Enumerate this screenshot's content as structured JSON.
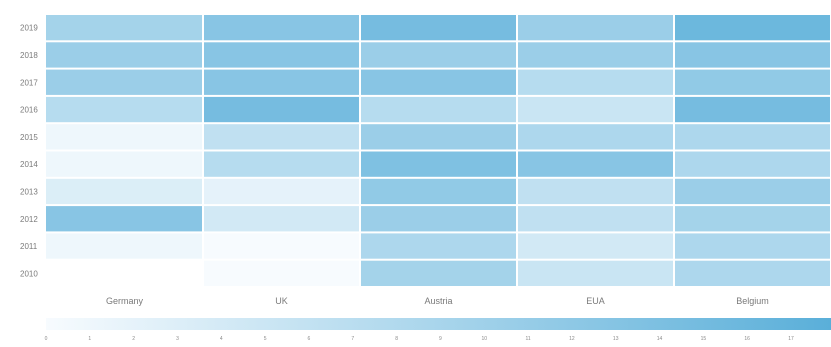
{
  "chart_data": {
    "type": "heatmap",
    "title": "",
    "xlabel": "",
    "ylabel": "",
    "columns": [
      "Germany",
      "UK",
      "Austria",
      "EUA",
      "Belgium"
    ],
    "rows": [
      "2019",
      "2018",
      "2017",
      "2016",
      "2015",
      "2014",
      "2013",
      "2012",
      "2011",
      "2010"
    ],
    "values": [
      [
        9,
        12,
        14,
        10,
        15
      ],
      [
        10,
        12,
        10,
        10,
        12
      ],
      [
        10,
        12,
        12,
        7,
        11
      ],
      [
        7,
        14,
        7,
        5,
        14
      ],
      [
        1,
        6,
        10,
        8,
        8
      ],
      [
        1,
        7,
        13,
        12,
        8
      ],
      [
        3,
        2,
        11,
        6,
        10
      ],
      [
        12,
        4,
        10,
        6,
        9
      ],
      [
        1,
        0,
        8,
        4,
        8
      ],
      [
        null,
        0,
        9,
        5,
        8
      ]
    ],
    "color_scale": {
      "min": 0,
      "max": 17,
      "ticks": [
        "0",
        "1",
        "2",
        "3",
        "4",
        "5",
        "6",
        "7",
        "8",
        "9",
        "10",
        "11",
        "12",
        "13",
        "14",
        "15",
        "16",
        "17"
      ],
      "low_color": "#f7fbfe",
      "high_color": "#5aafd9"
    },
    "grid": false,
    "legend_placement": "bottom"
  }
}
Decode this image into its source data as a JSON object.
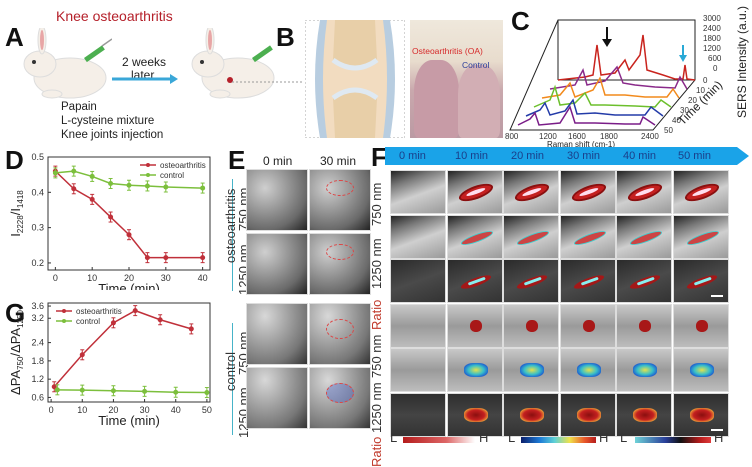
{
  "panels": {
    "A": {
      "letter": "A",
      "title": "Knee osteoarthritis",
      "arrow_text_1": "2 weeks",
      "arrow_text_2": "later",
      "steps": [
        "Papain",
        "L-cysteine mixture",
        "Knee joints injection"
      ]
    },
    "B": {
      "letter": "B",
      "photo_label_oa": "Osteoarthritis (OA)",
      "photo_label_control": "Control"
    },
    "C": {
      "letter": "C",
      "xlabel": "Raman shift (cm-1)",
      "ylabel": "SERS Intensity (a.u.)",
      "zlabel": "Time (min)",
      "x_ticks": [
        "800",
        "1200",
        "1600",
        "1800",
        "2400"
      ],
      "y_ticks": [
        "3000",
        "2400",
        "1800",
        "1200",
        "600",
        "0"
      ],
      "z_ticks": [
        "0",
        "10",
        "20",
        "30",
        "40",
        "50"
      ],
      "arrow_black_color": "#111111",
      "arrow_cyan_color": "#29a9d6"
    },
    "D": {
      "letter": "D"
    },
    "E": {
      "letter": "E",
      "col_headers": [
        "0 min",
        "30 min"
      ],
      "group_labels": [
        "osteoarthritis",
        "control"
      ],
      "row_labels": [
        "750 nm",
        "1250 nm",
        "750 nm",
        "1250 nm"
      ]
    },
    "F": {
      "letter": "F",
      "timeline": [
        "0 min",
        "10 min",
        "20 min",
        "30 min",
        "40 min",
        "50 min"
      ],
      "timeline_color": "#1aa3e8",
      "row_labels": [
        "750 nm",
        "1250 nm",
        "Ratio",
        "750 nm",
        "1250 nm",
        "Ratio"
      ],
      "colorbars": [
        {
          "low": "L",
          "high": "H"
        },
        {
          "low": "L",
          "high": "H"
        },
        {
          "low": "L",
          "high": "H"
        }
      ]
    },
    "G": {
      "letter": "G"
    }
  },
  "chart_data": [
    {
      "id": "D",
      "type": "line",
      "title": "",
      "xlabel": "Time (min)",
      "ylabel": "I2228/I1418",
      "x_ticks": [
        "0",
        "10",
        "20",
        "30",
        "40"
      ],
      "y_ticks": [
        "0.5",
        "0.4",
        "0.3",
        "0.2"
      ],
      "xlim": [
        -2,
        42
      ],
      "ylim": [
        0.18,
        0.5
      ],
      "legend_position": "top-right",
      "series": [
        {
          "name": "osteoarthritis",
          "color": "#c0303a",
          "x": [
            0,
            5,
            10,
            15,
            20,
            25,
            30,
            40
          ],
          "y": [
            0.46,
            0.41,
            0.38,
            0.33,
            0.28,
            0.215,
            0.215,
            0.215
          ]
        },
        {
          "name": "control",
          "color": "#7cbf3c",
          "x": [
            0,
            5,
            10,
            15,
            20,
            25,
            30,
            40
          ],
          "y": [
            0.455,
            0.46,
            0.445,
            0.425,
            0.42,
            0.418,
            0.415,
            0.412
          ]
        }
      ]
    },
    {
      "id": "G",
      "type": "line",
      "title": "",
      "xlabel": "Time (min)",
      "ylabel": "ΔPA750/ΔPA1250",
      "x_ticks": [
        "0",
        "10",
        "20",
        "30",
        "40",
        "50"
      ],
      "y_ticks": [
        "3.6",
        "3.2",
        "2.4",
        "1.8",
        "1.2",
        "0.6"
      ],
      "xlim": [
        -1,
        51
      ],
      "ylim": [
        0.45,
        3.7
      ],
      "legend_position": "top-left",
      "series": [
        {
          "name": "osteoarthritis",
          "color": "#c0303a",
          "x": [
            1,
            10,
            20,
            27,
            35,
            45
          ],
          "y": [
            0.95,
            2.0,
            3.05,
            3.45,
            3.15,
            2.85
          ]
        },
        {
          "name": "control",
          "color": "#7cbf3c",
          "x": [
            2,
            10,
            20,
            30,
            40,
            50
          ],
          "y": [
            0.85,
            0.84,
            0.82,
            0.8,
            0.77,
            0.76
          ]
        }
      ]
    }
  ]
}
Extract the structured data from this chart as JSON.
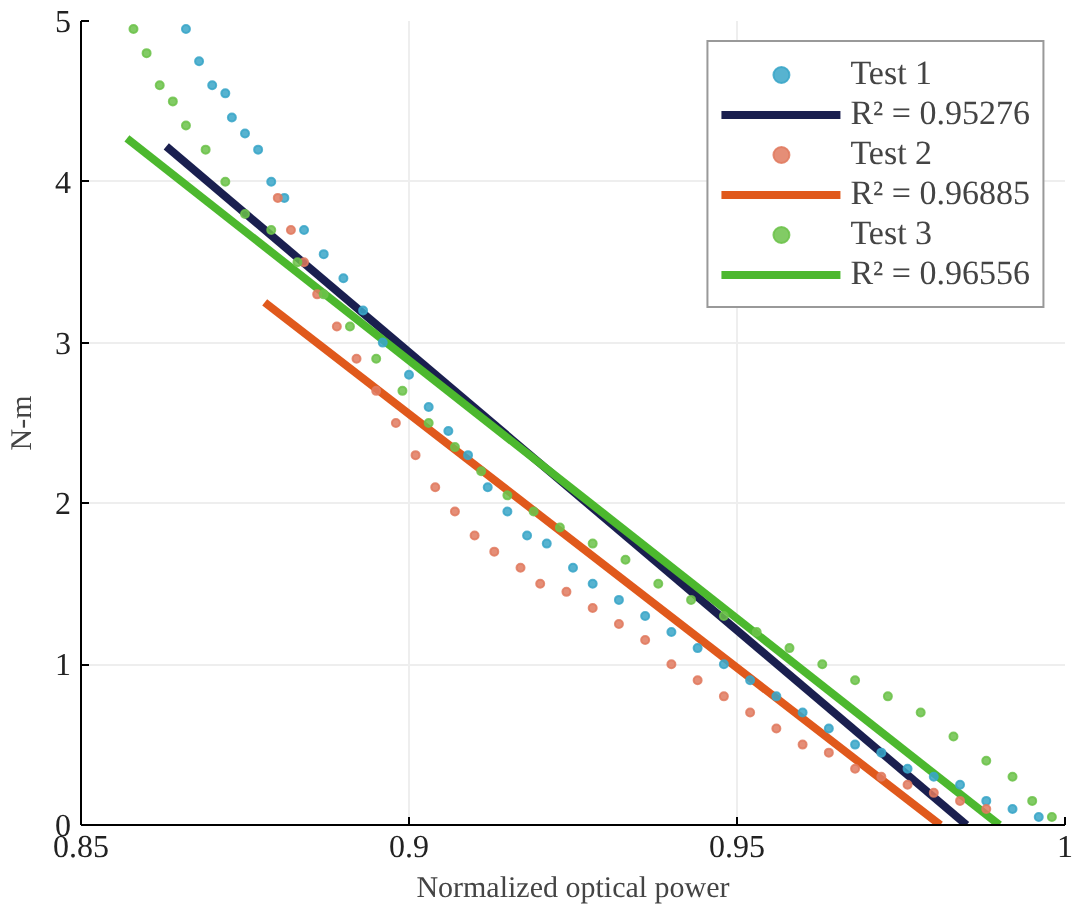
{
  "chart_data": {
    "type": "scatter",
    "xlabel": "Normalized optical power",
    "ylabel": "N-m",
    "xlim": [
      0.85,
      1
    ],
    "ylim": [
      0,
      5
    ],
    "xticks": [
      0.85,
      0.9,
      0.95,
      1
    ],
    "yticks": [
      0,
      1,
      2,
      3,
      4,
      5
    ],
    "grid": true,
    "legend": "top right",
    "series": [
      {
        "name": "Test 1",
        "marker": "circle",
        "color": "#3aa6c8",
        "x": [
          0.866,
          0.868,
          0.87,
          0.872,
          0.873,
          0.875,
          0.877,
          0.879,
          0.881,
          0.884,
          0.887,
          0.89,
          0.893,
          0.896,
          0.9,
          0.903,
          0.906,
          0.909,
          0.912,
          0.915,
          0.918,
          0.921,
          0.925,
          0.928,
          0.932,
          0.936,
          0.94,
          0.944,
          0.948,
          0.952,
          0.956,
          0.96,
          0.964,
          0.968,
          0.972,
          0.976,
          0.98,
          0.984,
          0.988,
          0.992,
          0.996
        ],
        "values": [
          4.95,
          4.75,
          4.6,
          4.55,
          4.4,
          4.3,
          4.2,
          4.0,
          3.9,
          3.7,
          3.55,
          3.4,
          3.2,
          3.0,
          2.8,
          2.6,
          2.45,
          2.3,
          2.1,
          1.95,
          1.8,
          1.75,
          1.6,
          1.5,
          1.4,
          1.3,
          1.2,
          1.1,
          1.0,
          0.9,
          0.8,
          0.7,
          0.6,
          0.5,
          0.45,
          0.35,
          0.3,
          0.25,
          0.15,
          0.1,
          0.05
        ]
      },
      {
        "name": "R² = 0.95276",
        "type": "line",
        "color": "#1a1f4f",
        "x": [
          0.863,
          0.985
        ],
        "values": [
          4.22,
          0
        ]
      },
      {
        "name": "Test 2",
        "marker": "circle",
        "color": "#e07a5f",
        "x": [
          0.88,
          0.882,
          0.884,
          0.886,
          0.889,
          0.892,
          0.895,
          0.898,
          0.901,
          0.904,
          0.907,
          0.91,
          0.913,
          0.917,
          0.92,
          0.924,
          0.928,
          0.932,
          0.936,
          0.94,
          0.944,
          0.948,
          0.952,
          0.956,
          0.96,
          0.964,
          0.968,
          0.972,
          0.976,
          0.98,
          0.984,
          0.988
        ],
        "values": [
          3.9,
          3.7,
          3.5,
          3.3,
          3.1,
          2.9,
          2.7,
          2.5,
          2.3,
          2.1,
          1.95,
          1.8,
          1.7,
          1.6,
          1.5,
          1.45,
          1.35,
          1.25,
          1.15,
          1.0,
          0.9,
          0.8,
          0.7,
          0.6,
          0.5,
          0.45,
          0.35,
          0.3,
          0.25,
          0.2,
          0.15,
          0.1
        ]
      },
      {
        "name": "R² = 0.96885",
        "type": "line",
        "color": "#e0591c",
        "x": [
          0.878,
          0.981
        ],
        "values": [
          3.25,
          0
        ]
      },
      {
        "name": "Test 3",
        "marker": "circle",
        "color": "#6cc24a",
        "x": [
          0.858,
          0.86,
          0.862,
          0.864,
          0.866,
          0.869,
          0.872,
          0.875,
          0.879,
          0.883,
          0.887,
          0.891,
          0.895,
          0.899,
          0.903,
          0.907,
          0.911,
          0.915,
          0.919,
          0.923,
          0.928,
          0.933,
          0.938,
          0.943,
          0.948,
          0.953,
          0.958,
          0.963,
          0.968,
          0.973,
          0.978,
          0.983,
          0.988,
          0.992,
          0.995,
          0.998
        ],
        "values": [
          4.95,
          4.8,
          4.6,
          4.5,
          4.35,
          4.2,
          4.0,
          3.8,
          3.7,
          3.5,
          3.3,
          3.1,
          2.9,
          2.7,
          2.5,
          2.35,
          2.2,
          2.05,
          1.95,
          1.85,
          1.75,
          1.65,
          1.5,
          1.4,
          1.3,
          1.2,
          1.1,
          1.0,
          0.9,
          0.8,
          0.7,
          0.55,
          0.4,
          0.3,
          0.15,
          0.05
        ]
      },
      {
        "name": "R² = 0.96556",
        "type": "line",
        "color": "#4cb82e",
        "x": [
          0.857,
          0.99
        ],
        "values": [
          4.27,
          0
        ]
      }
    ]
  }
}
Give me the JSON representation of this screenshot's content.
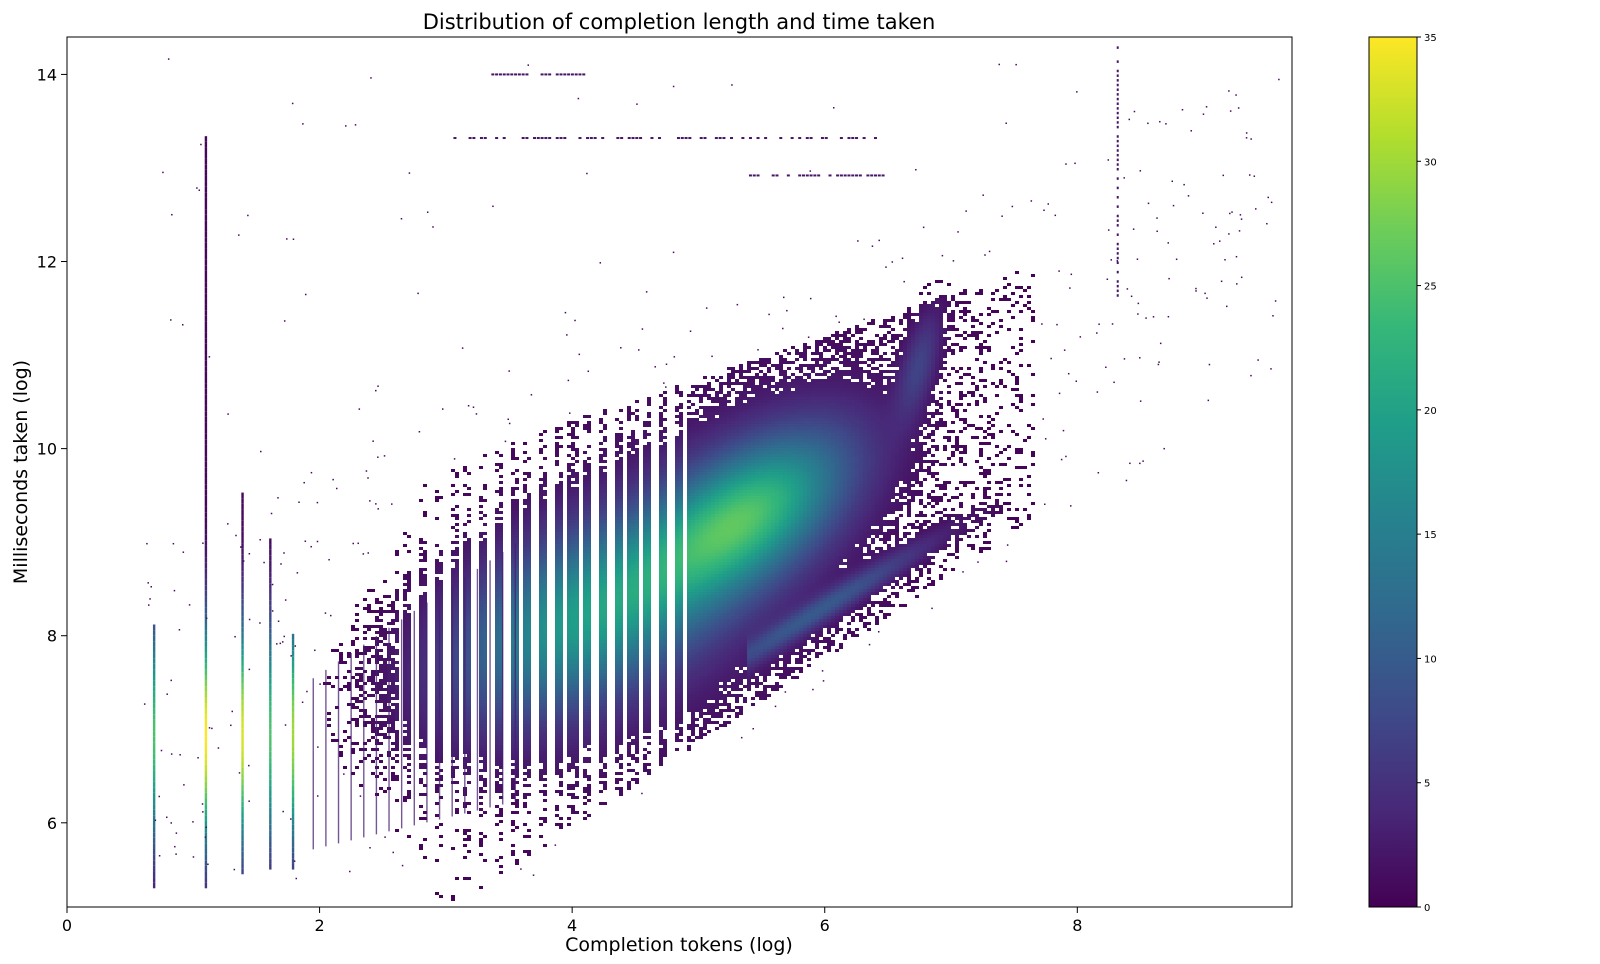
{
  "chart_data": {
    "type": "heatmap",
    "title": "Distribution of completion length and time taken",
    "xlabel": "Completion tokens (log)",
    "ylabel": "Milliseconds taken (log)",
    "xlim": [
      0,
      9.7
    ],
    "ylim": [
      5.1,
      14.4
    ],
    "xticks": [
      {
        "value": 0,
        "label": "0"
      },
      {
        "value": 2,
        "label": "2"
      },
      {
        "value": 4,
        "label": "4"
      },
      {
        "value": 6,
        "label": "6"
      },
      {
        "value": 8,
        "label": "8"
      }
    ],
    "yticks": [
      {
        "value": 6,
        "label": "6"
      },
      {
        "value": 8,
        "label": "8"
      },
      {
        "value": 10,
        "label": "10"
      },
      {
        "value": 12,
        "label": "12"
      },
      {
        "value": 14,
        "label": "14"
      }
    ],
    "colorbar": {
      "colormap": "viridis",
      "range": [
        0,
        35
      ],
      "ticks": [
        {
          "value": 0,
          "label": "0"
        },
        {
          "value": 5,
          "label": "5"
        },
        {
          "value": 10,
          "label": "10"
        },
        {
          "value": 15,
          "label": "15"
        },
        {
          "value": 20,
          "label": "20"
        },
        {
          "value": 25,
          "label": "25"
        },
        {
          "value": 30,
          "label": "30"
        },
        {
          "value": 35,
          "label": "35"
        }
      ]
    },
    "grid": false,
    "legend": "colorbar-right",
    "density_regions": [
      {
        "name": "main-blob",
        "x": 5.4,
        "y": 9.3,
        "count": 24
      },
      {
        "name": "vertical-stripes",
        "x": 4.1,
        "y": 8.2,
        "count": 18
      },
      {
        "name": "lower-ridge",
        "x": 6.0,
        "y": 8.9,
        "count": 8
      },
      {
        "name": "upper-ridge",
        "x": 6.75,
        "y": 10.9,
        "count": 6
      }
    ],
    "discrete_columns": [
      {
        "x": 0.69,
        "y": [
          5.3,
          8.1
        ],
        "peak_count": 25
      },
      {
        "x": 1.1,
        "y": [
          5.3,
          13.3
        ],
        "peak_count": 35
      },
      {
        "x": 1.39,
        "y": [
          5.45,
          9.5
        ],
        "peak_count": 33
      },
      {
        "x": 1.61,
        "y": [
          5.5,
          9.0
        ],
        "peak_count": 25
      },
      {
        "x": 1.79,
        "y": [
          5.5,
          8.0
        ],
        "peak_count": 30
      }
    ],
    "horizontal_bands": [
      {
        "y": 14.0,
        "x": [
          3.3,
          4.1
        ]
      },
      {
        "y": 13.32,
        "x": [
          3.0,
          6.5
        ]
      },
      {
        "y": 12.92,
        "x": [
          5.4,
          6.5
        ]
      }
    ],
    "vertical_spike": {
      "x": 8.32,
      "y": [
        11.6,
        14.4
      ]
    }
  }
}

= = =

Stated problem —
Locate and copy each line in the data above that includes the word "this".

Task answer —
Enumerate this screenshot's content as structured JSON.
Decode this image into its source data as a JSON object.
Extract the structured data from this chart as JSON.
Give me the JSON representation of this screenshot's content.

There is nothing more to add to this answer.